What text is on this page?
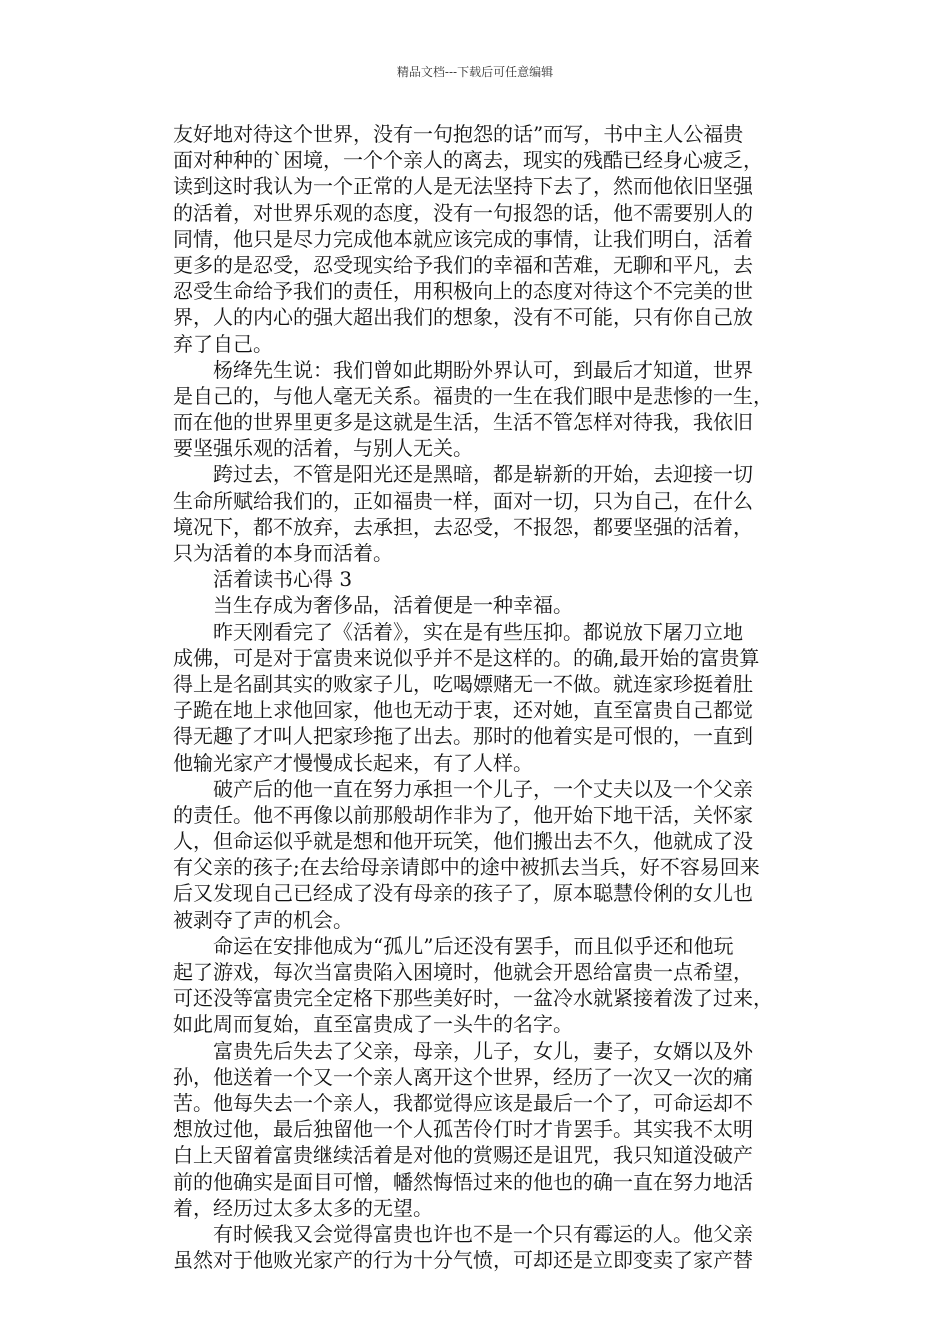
精品文档---下载后可任意编辑

友好地对待这个世界，没有一句抱怨的话”而写，书中主人公福贵
面对种种的`困境，一个个亲人的离去，现实的残酷已经身心疲乏，
读到这时我认为一个正常的人是无法坚持下去了，然而他依旧坚强
的活着，对世界乐观的态度，没有一句报怨的话，他不需要别人的
同情，他只是尽力完成他本就应该完成的事情，让我们明白，活着
更多的是忍受，忍受现实给予我们的幸福和苦难，无聊和平凡，去
忍受生命给予我们的责任，用积极向上的态度对待这个不完美的世
界，人的内心的强大超出我们的想象，没有不可能，只有你自己放
弃了自己。

杨绛先生说：我们曾如此期盼外界认可，到最后才知道，世界
是自己的，与他人毫无关系。福贵的一生在我们眼中是悲惨的一生，
而在他的世界里更多是这就是生活，生活不管怎样对待我，我依旧
要坚强乐观的活着，与别人无关。

跨过去，不管是阳光还是黑暗，都是崭新的开始，去迎接一切
生命所赋给我们的，正如福贵一样，面对一切，只为自己，在什么
境况下，都不放弃，去承担，去忍受，不报怨，都要坚强的活着，
只为活着的本身而活着。

活着读书心得 3

当生存成为奢侈品，活着便是一种幸福。

昨天刚看完了《活着》，实在是有些压抑。都说放下屠刀立地
成佛，可是对于富贵来说似乎并不是这样的。的确,最开始的富贵算
得上是名副其实的败家子儿，吃喝嫖赌无一不做。就连家珍挺着肚
子跪在地上求他回家，他也无动于衷，还对她，直至富贵自己都觉
得无趣了才叫人把家珍拖了出去。那时的他着实是可恨的，一直到
他输光家产才慢慢成长起来，有了人样。

破产后的他一直在努力承担一个儿子，一个丈夫以及一个父亲
的责任。他不再像以前那般胡作非为了，他开始下地干活，关怀家
人，但命运似乎就是想和他开玩笑，他们搬出去不久，他就成了没
有父亲的孩子;在去给母亲请郎中的途中被抓去当兵，好不容易回来
后又发现自己已经成了没有母亲的孩子了，原本聪慧伶俐的女儿也
被剥夺了声的机会。

命运在安排他成为“孤儿”后还没有罢手，而且似乎还和他玩
起了游戏，每次当富贵陷入困境时，他就会开恩给富贵一点希望，
可还没等富贵完全定格下那些美好时，一盆冷水就紧接着泼了过来，
如此周而复始，直至富贵成了一头牛的名字。

富贵先后失去了父亲，母亲，儿子，女儿，妻子，女婿以及外
孙，他送着一个又一个亲人离开这个世界，经历了一次又一次的痛
苦。他每失去一个亲人，我都觉得应该是最后一个了，可命运却不
想放过他，最后独留他一个人孤苦伶仃时才肯罢手。其实我不太明
白上天留着富贵继续活着是对他的赏赐还是诅咒，我只知道没破产
前的他确实是面目可憎，幡然悔悟过来的他也的确一直在努力地活
着，经历过太多太多的无望。

有时候我又会觉得富贵也许也不是一个只有霉运的人。他父亲
虽然对于他败光家产的行为十分气愤，可却还是立即变卖了家产替
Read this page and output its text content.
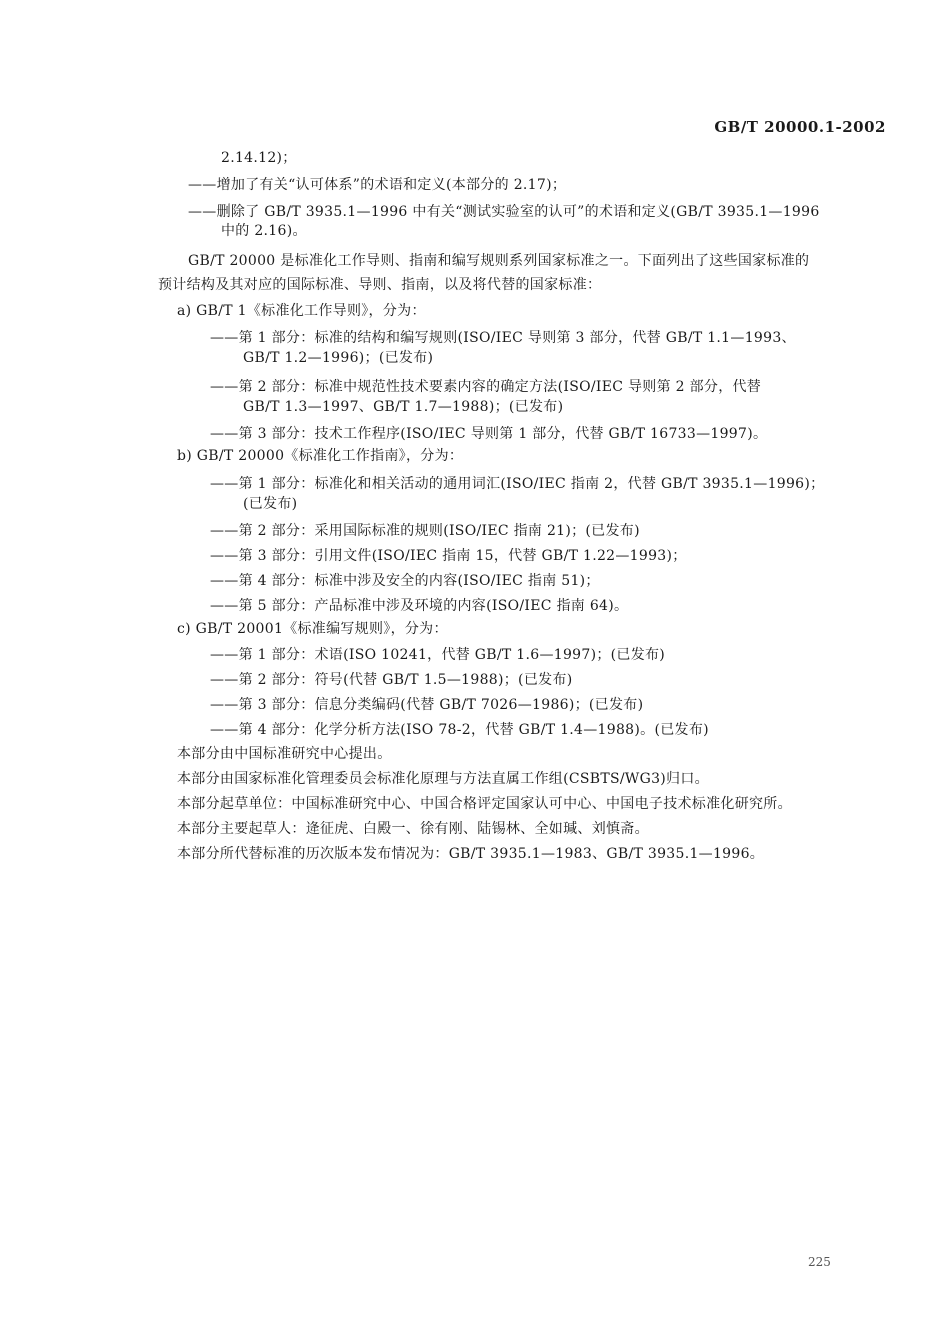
GB/T 20000.1-2002
2.14.12)；
——增加了有关“认可体系”的术语和定义(本部分的 2.17)；
——删除了 GB/T 3935.1—1996 中有关“测试实验室的认可”的术语和定义(GB/T 3935.1—1996
中的 2.16)。
GB/T 20000 是标准化工作导则、指南和编写规则系列国家标准之一。下面列出了这些国家标准的
预计结构及其对应的国际标准、导则、指南，以及将代替的国家标准：
a) GB/T 1《标准化工作导则》，分为：
——第 1 部分：标准的结构和编写规则(ISO/IEC 导则第 3 部分，代替 GB/T 1.1—1993、
GB/T 1.2—1996)；(已发布)
——第 2 部分：标准中规范性技术要素内容的确定方法(ISO/IEC 导则第 2 部分，代替
GB/T 1.3—1997、GB/T 1.7—1988)；(已发布)
——第 3 部分：技术工作程序(ISO/IEC 导则第 1 部分，代替 GB/T 16733—1997)。
b) GB/T 20000《标准化工作指南》，分为：
——第 1 部分：标准化和相关活动的通用词汇(ISO/IEC 指南 2，代替 GB/T 3935.1—1996)；
(已发布)
——第 2 部分：采用国际标准的规则(ISO/IEC 指南 21)；(已发布)
——第 3 部分：引用文件(ISO/IEC 指南 15，代替 GB/T 1.22—1993)；
——第 4 部分：标准中涉及安全的内容(ISO/IEC 指南 51)；
——第 5 部分：产品标准中涉及环境的内容(ISO/IEC 指南 64)。
c) GB/T 20001《标准编写规则》，分为：
——第 1 部分：术语(ISO 10241，代替 GB/T 1.6—1997)；(已发布)
——第 2 部分：符号(代替 GB/T 1.5—1988)；(已发布)
——第 3 部分：信息分类编码(代替 GB/T 7026—1986)；(已发布)
——第 4 部分：化学分析方法(ISO 78-2，代替 GB/T 1.4—1988)。(已发布)
本部分由中国标准研究中心提出。
本部分由国家标准化管理委员会标准化原理与方法直属工作组(CSBTS/WG3)归口。
本部分起草单位：中国标准研究中心、中国合格评定国家认可中心、中国电子技术标准化研究所。
本部分主要起草人：逄征虎、白殿一、徐有刚、陆锡林、全如瑊、刘慎斋。
本部分所代替标准的历次版本发布情况为：GB/T 3935.1—1983、GB/T 3935.1—1996。
225
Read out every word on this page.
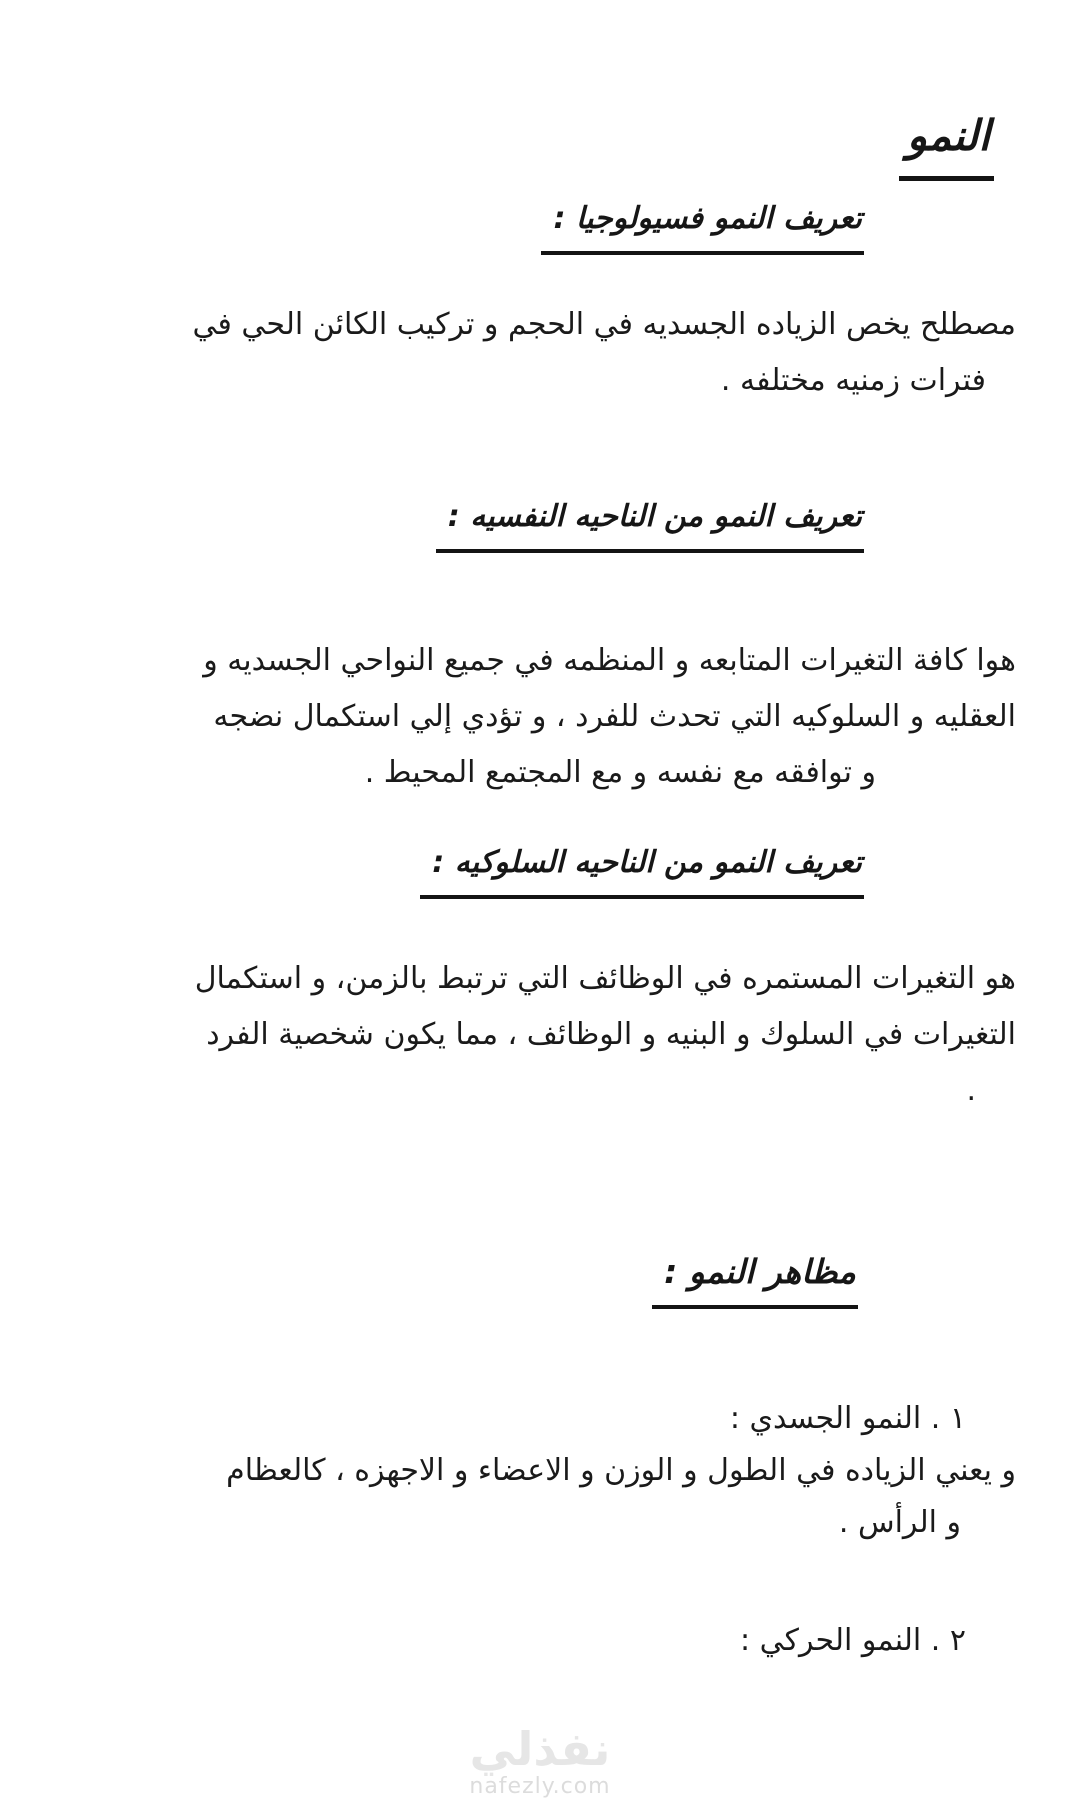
النمو
تعريف النمو فسيولوجيا :
مصطلح يخص الزياده الجسديه في الحجم و تركيب الكائن الحي في
فترات زمنيه مختلفه .
تعريف النمو من الناحيه النفسيه :
هوا كافة التغيرات المتابعه و المنظمه في جميع النواحي الجسديه و
العقليه و السلوكيه التي تحدث للفرد ، و تؤدي إلي استكمال نضجه
و توافقه مع نفسه و مع المجتمع المحيط .
تعريف النمو من الناحيه السلوكيه :
هو التغيرات المستمره في الوظائف التي ترتبط بالزمن، و استكمال
التغيرات في السلوك و البنيه و الوظائف ، مما يكون شخصية الفرد
.
مظاهر النمو :
١ . النمو الجسدي :
و يعني الزياده في الطول و الوزن و الاعضاء و الاجهزه ، كالعظام
و الرأس .
٢ . النمو الحركي :
نفذلي
nafezly.com
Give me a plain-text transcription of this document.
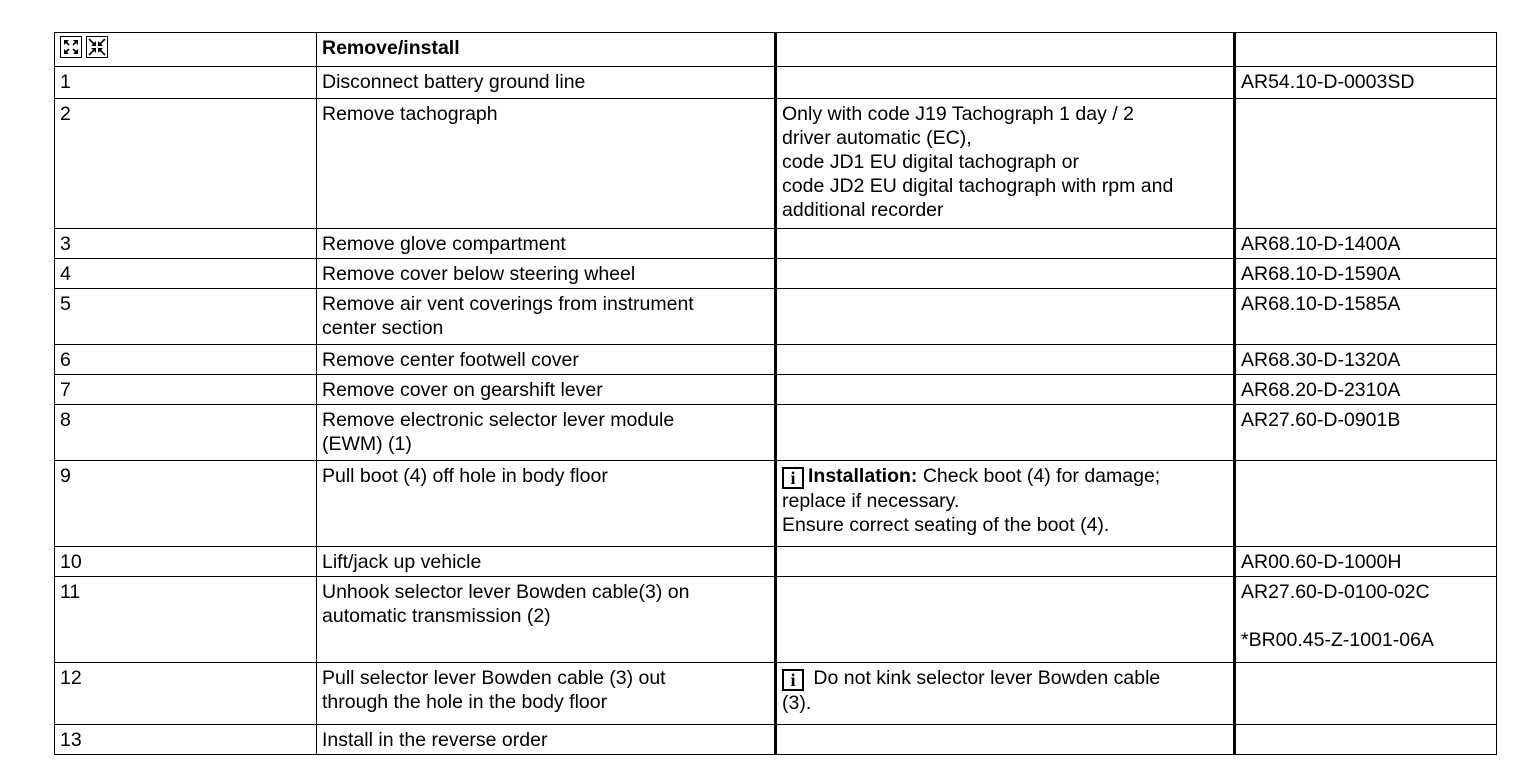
	Remove/install		
1	Disconnect battery ground line		AR54.10-D-0003SD
2	Remove tachograph	Only with code J19 Tachograph 1 day / 2
driver automatic (EC),
code JD1 EU digital tachograph or
code JD2 EU digital tachograph with rpm and
additional recorder	

3	Remove glove compartment		AR68.10-D-1400A
4	Remove cover below steering wheel		AR68.10-D-1590A
5	Remove air vent coverings from instrument
center section		AR68.10-D-1585A
6	Remove center footwell cover		AR68.30-D-1320A
7	Remove cover on gearshift lever		AR68.20-D-2310A
8	Remove electronic selector lever module
(EWM) (1)		AR27.60-D-0901B
9	Pull boot (4) off hole in body floor	i Installation: Check boot (4) for damage;
replace if necessary.
Ensure correct seating of the boot (4).	

10	Lift/jack up vehicle		AR00.60-D-1000H
11	Unhook selector lever Bowden cable(3) on
automatic transmission (2)		AR27.60-D-0100-02C
*BR00.45-Z-1001-06A

12	Pull selector lever Bowden cable (3) out
through the hole in the body floor	i Do not kink selector lever Bowden cable
(3).	

13	Install in the reverse order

---

■ WRITTEN INSTRUCTION
Return every line in the listing that contains the word "Read".

■ EXERCISE ANSWER
Read this page and output its text content.
Read out every word on this page.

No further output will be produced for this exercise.